Records from a data source:
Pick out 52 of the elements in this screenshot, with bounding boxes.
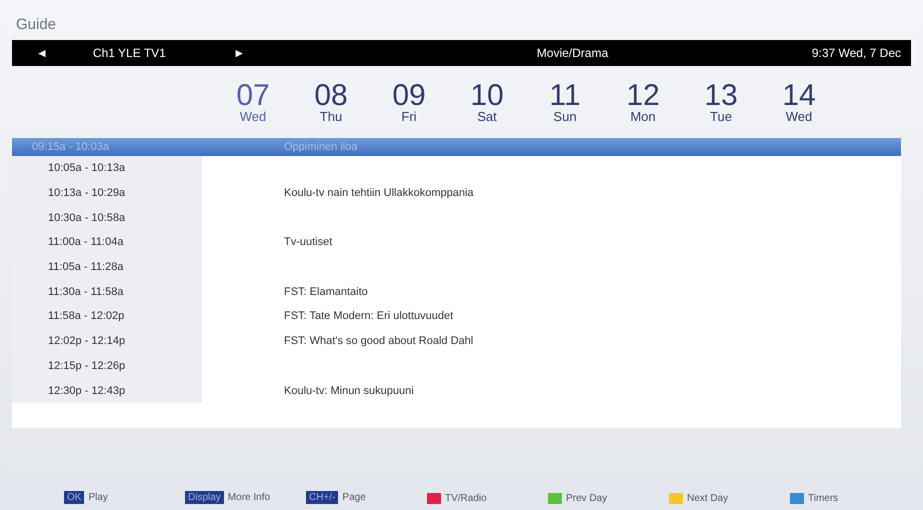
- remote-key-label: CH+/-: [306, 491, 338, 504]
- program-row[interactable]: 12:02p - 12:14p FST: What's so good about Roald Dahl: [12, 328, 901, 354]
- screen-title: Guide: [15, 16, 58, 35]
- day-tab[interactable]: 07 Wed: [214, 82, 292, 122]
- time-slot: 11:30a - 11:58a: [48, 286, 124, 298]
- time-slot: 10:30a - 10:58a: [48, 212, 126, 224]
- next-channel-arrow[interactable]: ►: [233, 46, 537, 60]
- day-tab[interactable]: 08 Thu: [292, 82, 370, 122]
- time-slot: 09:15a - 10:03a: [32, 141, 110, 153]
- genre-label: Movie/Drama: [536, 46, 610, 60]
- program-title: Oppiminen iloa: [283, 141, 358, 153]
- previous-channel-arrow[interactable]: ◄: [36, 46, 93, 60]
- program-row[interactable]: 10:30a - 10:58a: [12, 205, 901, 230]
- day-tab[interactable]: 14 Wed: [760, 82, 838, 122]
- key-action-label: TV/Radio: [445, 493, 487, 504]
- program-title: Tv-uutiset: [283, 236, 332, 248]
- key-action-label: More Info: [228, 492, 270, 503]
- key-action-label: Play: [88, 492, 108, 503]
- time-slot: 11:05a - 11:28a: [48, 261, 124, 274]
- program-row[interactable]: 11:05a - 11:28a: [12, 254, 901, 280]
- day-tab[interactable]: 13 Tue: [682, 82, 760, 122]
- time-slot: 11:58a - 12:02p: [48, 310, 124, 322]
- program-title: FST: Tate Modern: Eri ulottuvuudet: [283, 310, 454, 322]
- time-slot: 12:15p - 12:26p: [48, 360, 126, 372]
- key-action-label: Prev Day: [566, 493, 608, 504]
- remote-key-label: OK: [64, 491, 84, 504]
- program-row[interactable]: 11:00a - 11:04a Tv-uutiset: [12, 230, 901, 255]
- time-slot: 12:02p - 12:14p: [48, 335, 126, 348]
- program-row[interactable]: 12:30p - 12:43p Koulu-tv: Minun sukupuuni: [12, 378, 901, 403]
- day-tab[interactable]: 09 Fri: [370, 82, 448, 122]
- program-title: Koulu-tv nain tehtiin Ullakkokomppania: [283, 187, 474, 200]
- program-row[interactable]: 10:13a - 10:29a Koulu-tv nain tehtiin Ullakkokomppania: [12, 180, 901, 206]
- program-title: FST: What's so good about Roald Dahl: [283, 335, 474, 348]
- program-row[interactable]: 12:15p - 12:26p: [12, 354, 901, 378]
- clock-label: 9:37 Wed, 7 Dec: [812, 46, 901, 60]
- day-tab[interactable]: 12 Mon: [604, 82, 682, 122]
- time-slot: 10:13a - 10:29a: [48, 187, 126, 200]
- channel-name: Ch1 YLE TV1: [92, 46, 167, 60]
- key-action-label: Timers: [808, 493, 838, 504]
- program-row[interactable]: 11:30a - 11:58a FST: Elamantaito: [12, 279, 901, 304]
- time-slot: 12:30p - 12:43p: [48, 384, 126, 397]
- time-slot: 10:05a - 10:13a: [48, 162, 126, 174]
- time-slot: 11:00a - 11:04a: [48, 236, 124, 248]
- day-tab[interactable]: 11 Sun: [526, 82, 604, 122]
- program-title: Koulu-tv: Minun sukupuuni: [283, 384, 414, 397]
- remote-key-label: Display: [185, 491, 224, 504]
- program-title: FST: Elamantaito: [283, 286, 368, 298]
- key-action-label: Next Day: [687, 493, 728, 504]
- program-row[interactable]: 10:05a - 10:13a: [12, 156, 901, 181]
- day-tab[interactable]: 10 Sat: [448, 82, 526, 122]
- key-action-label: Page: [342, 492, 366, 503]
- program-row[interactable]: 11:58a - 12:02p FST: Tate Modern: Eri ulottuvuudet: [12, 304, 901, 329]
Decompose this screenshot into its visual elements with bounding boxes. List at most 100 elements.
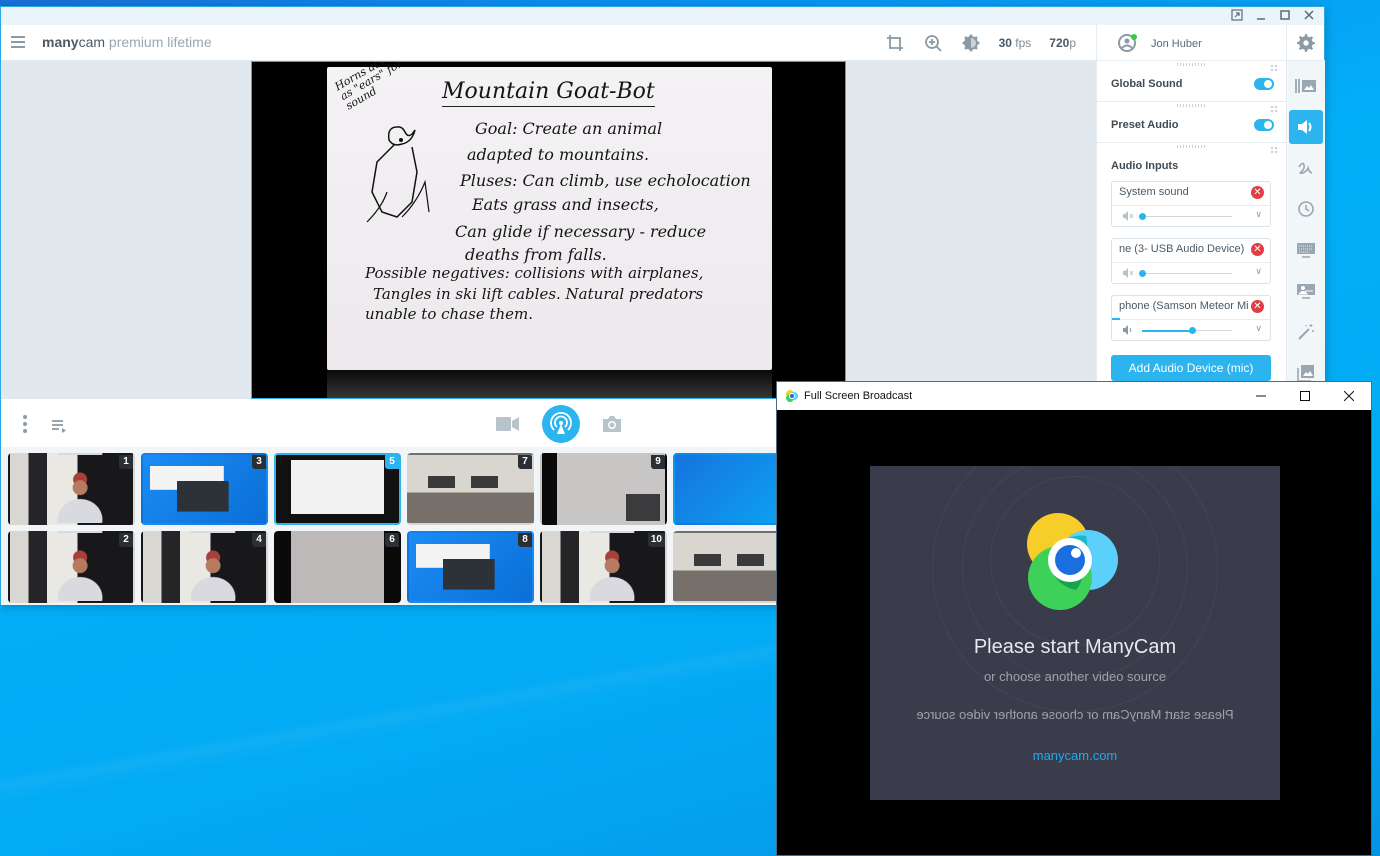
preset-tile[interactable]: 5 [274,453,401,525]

* [INSTRUCTIONS FOR THE TASK]: Render the item lines from the line that contains "- remote-key-label: CH+/-: [306, 491, 338, 504]" up to and including the line that contains "- program-row[interactable]: 10:13a" as a JSON list of strings, one string per line, leaving out any blank lines.

* [COMPLETED EXERCISE]:
[
  "- remote-key-label: CH+/-: [306, 491, 338, 504]",
  "- program-row[interactable]: 12:02p - 12:14p FST: What's so good about Roald Dahl: [12, 328, 901, 354]",
  "- screen-title: Guide: [15, 16, 58, 35]",
  "- day-tab[interactable]: 07 Wed: [214, 82, 292, 122]",
  "- time-slot: 11:30a - 11:58a: [48, 286, 124, 298]",
  "- time-slot: 10:30a - 10:58a: [48, 212, 126, 224]",
  "- next-channel-arrow[interactable]: ►: [233, 46, 537, 60]",
  "- day-tab[interactable]: 08 Thu: [292, 82, 370, 122]",
  "- time-slot: 09:15a - 10:03a: [32, 141, 110, 153]",
  "- genre-label: Movie/Drama: [536, 46, 610, 60]",
  "- program-title: Oppiminen iloa: [283, 141, 358, 153]",
  "- previous-channel-arrow[interactable]: ◄: [36, 46, 93, 60]",
  "- program-row[interactable]: 10:30a - 10:58a: [12, 205, 901, 230]",
  "- day-tab[interactable]: 14 Wed: [760, 82, 838, 122]",
  "- key-action-label: TV/Radio: [445, 493, 487, 504]",
  "- program-title: Tv-uutiset: [283, 236, 332, 248]",
  "- key-action-label: More Info: [228, 492, 270, 503]",
  "- key-action-label: Play: [88, 492, 108, 503]",
  "- time-slot: 11:05a - 11:28a: [48, 261, 124, 274]",
  "- program-row[interactable]: 11:05a - 11:28a: [12, 254, 901, 280]",
  "- day-tab[interactable]: 13 Tue: [682, 82, 760, 122]",
  "- time-slot: 11:58a - 12:02p: [48, 310, 124, 322]",
  "- program-title: FST: Tate Modern: Eri ulottuvuudet: [283, 310, 454, 322]",
  "- time-slot: 12:15p - 12:26p: [48, 360, 126, 372]",
  "- key-action-label: Prev Day: [566, 493, 608, 504]",
  "- remote-key-label: OK: [64, 491, 84, 504]",
  "- program-row[interactable]: 11:00a - 11:04a Tv-uutiset: [12, 230, 901, 255]",
  "- time-slot: 12:02p - 12:14p: [48, 335, 126, 348]",
  "- program-row[interactable]: 12:30p - 12:43p Koulu-tv: Minun sukupuuni: [12, 378, 901, 403]",
  "- day-tab[interactable]: 09 Fri: [370, 82, 448, 122]",
  "- program-title: Koulu-tv nain tehtiin Ullakkokomppania: [283, 187, 474, 200]",
  "- program-row[interactable]: 10:13a - 10:29a Koulu-tv nain tehtiin Ullakkokomppania: [12, 180, 901, 206]"
]